## WHAT TO WORK ON
Quote the whole listing verbatim.

## DATASET CONTENT
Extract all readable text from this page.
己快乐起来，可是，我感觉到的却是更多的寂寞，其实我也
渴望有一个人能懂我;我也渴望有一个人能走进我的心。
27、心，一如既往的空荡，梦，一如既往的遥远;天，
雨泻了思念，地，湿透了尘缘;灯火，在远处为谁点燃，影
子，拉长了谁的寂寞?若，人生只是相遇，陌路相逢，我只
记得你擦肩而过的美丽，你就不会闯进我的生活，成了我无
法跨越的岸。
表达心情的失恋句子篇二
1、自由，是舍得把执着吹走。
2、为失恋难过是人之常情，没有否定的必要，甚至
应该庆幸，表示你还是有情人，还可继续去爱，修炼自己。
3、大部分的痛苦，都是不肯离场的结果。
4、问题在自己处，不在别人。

## OUTPUT FOR THIS TASK
Extract all readable text from this page.
己快乐起来，可是，我感觉到的却是更多的寂寞，其实我也
渴望有一个人能懂我;我也渴望有一个人能走进我的心。
27、心，一如既往的空荡，梦，一如既往的遥远;天，
雨泻了思念，地，湿透了尘缘;灯火，在远处为谁点燃，影
子，拉长了谁的寂寞?若，人生只是相遇，陌路相逢，我只
记得你擦肩而过的美丽，你就不会闯进我的生活，成了我无
法跨越的岸。
表达心情的失恋句子篇二
1、自由，是舍得把执着吹走。
2、为失恋难过是人之常情，没有否定的必要，甚至
应该庆幸，表示你还是有情人，还可继续去爱，修炼自己。
3、大部分的痛苦，都是不肯离场的结果。
4、问题在自己处，不在别人。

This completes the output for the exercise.